Given exercise> From the listing below, pick out each line with the word "xlabel".

━━━━

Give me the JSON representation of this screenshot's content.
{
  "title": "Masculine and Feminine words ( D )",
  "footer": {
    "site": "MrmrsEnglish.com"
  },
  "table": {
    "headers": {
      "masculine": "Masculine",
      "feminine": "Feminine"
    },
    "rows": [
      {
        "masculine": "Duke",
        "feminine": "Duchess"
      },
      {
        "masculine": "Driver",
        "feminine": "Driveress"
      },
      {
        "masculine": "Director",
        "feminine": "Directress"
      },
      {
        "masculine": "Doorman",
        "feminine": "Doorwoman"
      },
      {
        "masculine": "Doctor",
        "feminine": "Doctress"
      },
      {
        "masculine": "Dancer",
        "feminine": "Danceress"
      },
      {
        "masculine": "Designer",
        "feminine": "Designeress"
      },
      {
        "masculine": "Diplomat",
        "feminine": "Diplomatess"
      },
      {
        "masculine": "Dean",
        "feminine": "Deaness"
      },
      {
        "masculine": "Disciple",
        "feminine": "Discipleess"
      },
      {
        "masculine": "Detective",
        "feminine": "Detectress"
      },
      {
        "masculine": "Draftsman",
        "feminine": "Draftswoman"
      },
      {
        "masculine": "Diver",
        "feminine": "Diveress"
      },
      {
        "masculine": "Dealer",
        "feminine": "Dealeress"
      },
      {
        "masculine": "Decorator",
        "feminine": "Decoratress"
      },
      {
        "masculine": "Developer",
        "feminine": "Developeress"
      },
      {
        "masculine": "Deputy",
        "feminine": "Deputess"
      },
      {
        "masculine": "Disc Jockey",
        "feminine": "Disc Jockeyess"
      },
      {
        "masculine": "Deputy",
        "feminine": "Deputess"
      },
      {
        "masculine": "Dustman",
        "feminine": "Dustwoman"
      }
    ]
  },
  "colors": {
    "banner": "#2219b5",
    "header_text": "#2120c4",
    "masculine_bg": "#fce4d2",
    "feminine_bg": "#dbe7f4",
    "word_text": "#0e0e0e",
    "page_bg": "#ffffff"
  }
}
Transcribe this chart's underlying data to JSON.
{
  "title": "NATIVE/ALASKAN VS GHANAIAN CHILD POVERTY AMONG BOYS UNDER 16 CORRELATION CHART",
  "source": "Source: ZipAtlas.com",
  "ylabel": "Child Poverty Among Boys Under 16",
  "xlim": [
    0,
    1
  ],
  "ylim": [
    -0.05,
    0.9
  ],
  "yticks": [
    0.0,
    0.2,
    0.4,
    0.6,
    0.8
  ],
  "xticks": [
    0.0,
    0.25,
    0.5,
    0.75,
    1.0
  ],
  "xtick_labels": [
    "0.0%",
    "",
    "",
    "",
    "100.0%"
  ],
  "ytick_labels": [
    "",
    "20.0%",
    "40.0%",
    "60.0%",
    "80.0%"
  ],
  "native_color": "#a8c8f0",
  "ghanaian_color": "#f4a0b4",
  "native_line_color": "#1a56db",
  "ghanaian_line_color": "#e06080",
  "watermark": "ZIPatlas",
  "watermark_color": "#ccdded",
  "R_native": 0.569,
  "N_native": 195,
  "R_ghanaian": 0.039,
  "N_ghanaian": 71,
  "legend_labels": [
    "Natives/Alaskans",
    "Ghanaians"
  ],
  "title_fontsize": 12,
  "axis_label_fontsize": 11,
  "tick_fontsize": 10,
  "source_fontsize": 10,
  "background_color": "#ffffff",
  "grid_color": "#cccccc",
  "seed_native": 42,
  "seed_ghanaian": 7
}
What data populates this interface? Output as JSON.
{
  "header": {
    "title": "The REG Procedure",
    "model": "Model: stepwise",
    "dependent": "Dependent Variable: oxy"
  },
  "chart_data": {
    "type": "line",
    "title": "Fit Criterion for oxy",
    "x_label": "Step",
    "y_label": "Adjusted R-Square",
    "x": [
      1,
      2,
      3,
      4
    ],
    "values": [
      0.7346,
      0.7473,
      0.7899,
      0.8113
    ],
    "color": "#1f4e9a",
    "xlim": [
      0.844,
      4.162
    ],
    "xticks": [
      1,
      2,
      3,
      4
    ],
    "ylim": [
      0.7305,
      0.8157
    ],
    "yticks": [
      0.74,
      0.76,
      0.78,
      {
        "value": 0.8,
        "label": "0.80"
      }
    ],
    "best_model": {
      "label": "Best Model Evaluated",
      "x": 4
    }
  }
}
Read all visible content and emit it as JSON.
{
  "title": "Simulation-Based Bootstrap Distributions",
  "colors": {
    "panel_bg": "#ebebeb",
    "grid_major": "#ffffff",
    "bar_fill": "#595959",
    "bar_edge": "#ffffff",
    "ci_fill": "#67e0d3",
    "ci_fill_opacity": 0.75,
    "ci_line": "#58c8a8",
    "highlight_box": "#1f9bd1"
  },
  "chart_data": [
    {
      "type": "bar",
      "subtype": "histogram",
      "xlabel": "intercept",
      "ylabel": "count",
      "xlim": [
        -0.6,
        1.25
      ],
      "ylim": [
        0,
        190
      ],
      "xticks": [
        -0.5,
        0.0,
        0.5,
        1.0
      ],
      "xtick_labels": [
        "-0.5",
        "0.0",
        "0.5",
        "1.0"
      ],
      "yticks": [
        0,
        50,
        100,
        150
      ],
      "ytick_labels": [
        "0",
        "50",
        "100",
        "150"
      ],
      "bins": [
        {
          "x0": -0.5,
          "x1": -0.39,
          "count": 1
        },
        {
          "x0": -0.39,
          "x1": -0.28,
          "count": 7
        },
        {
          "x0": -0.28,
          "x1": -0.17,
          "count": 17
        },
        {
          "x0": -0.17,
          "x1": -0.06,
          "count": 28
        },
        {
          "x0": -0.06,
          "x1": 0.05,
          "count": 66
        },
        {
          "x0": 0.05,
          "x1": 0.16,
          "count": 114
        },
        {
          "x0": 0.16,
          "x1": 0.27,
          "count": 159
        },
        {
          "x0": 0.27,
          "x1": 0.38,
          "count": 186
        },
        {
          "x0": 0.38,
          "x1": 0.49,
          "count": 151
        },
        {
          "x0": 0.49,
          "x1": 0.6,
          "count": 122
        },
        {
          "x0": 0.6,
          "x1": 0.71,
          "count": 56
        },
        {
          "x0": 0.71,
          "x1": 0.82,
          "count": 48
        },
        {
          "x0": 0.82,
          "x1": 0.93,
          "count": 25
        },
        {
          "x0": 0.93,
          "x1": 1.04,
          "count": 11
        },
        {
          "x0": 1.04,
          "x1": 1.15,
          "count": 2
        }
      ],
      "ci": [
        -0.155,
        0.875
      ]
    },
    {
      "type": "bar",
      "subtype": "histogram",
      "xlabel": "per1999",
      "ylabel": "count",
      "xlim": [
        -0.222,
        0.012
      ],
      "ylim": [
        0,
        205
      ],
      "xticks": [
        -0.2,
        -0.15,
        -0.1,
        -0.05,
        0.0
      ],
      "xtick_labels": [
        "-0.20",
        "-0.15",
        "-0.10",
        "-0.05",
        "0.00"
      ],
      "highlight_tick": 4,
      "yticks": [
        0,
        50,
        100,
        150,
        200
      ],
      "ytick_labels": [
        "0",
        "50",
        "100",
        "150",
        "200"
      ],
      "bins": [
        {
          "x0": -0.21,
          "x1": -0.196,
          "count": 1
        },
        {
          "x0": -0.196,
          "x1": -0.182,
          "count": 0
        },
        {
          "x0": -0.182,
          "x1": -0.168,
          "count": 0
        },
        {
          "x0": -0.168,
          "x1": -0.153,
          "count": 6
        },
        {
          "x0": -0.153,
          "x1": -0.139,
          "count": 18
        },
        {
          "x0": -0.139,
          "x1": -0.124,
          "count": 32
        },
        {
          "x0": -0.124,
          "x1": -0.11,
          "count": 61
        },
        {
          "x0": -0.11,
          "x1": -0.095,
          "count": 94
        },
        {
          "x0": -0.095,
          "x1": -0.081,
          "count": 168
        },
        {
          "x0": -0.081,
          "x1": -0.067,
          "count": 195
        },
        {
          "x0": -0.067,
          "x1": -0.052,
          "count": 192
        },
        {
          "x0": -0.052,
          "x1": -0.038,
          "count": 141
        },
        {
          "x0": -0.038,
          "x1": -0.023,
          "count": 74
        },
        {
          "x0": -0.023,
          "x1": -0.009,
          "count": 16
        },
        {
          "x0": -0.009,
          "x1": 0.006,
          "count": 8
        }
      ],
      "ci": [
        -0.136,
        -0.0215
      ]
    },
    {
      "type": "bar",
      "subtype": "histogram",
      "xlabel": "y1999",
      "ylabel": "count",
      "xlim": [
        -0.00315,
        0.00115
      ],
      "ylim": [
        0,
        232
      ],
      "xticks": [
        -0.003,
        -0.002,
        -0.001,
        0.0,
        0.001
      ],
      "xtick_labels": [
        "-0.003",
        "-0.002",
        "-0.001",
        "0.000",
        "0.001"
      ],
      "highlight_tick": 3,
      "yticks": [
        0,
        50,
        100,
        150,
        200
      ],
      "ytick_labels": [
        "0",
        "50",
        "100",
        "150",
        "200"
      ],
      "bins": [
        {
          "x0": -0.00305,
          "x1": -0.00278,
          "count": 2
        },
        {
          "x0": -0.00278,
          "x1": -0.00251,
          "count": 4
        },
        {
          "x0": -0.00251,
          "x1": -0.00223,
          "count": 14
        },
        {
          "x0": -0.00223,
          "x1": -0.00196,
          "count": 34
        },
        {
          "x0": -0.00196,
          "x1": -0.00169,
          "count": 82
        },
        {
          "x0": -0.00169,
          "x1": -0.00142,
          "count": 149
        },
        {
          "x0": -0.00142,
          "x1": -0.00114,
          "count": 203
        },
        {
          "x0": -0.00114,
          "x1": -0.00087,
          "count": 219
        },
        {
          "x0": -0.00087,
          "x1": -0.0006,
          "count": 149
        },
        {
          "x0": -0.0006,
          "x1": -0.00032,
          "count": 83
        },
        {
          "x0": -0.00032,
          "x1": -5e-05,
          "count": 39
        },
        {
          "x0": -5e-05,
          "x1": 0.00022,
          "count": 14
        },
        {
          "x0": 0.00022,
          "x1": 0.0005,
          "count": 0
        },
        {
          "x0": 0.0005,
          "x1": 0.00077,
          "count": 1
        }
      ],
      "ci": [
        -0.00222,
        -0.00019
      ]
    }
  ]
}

━━━━

Task answer>
      "xlabel": "intercept",
      "xlabel": "per1999",
      "xlabel": "y1999",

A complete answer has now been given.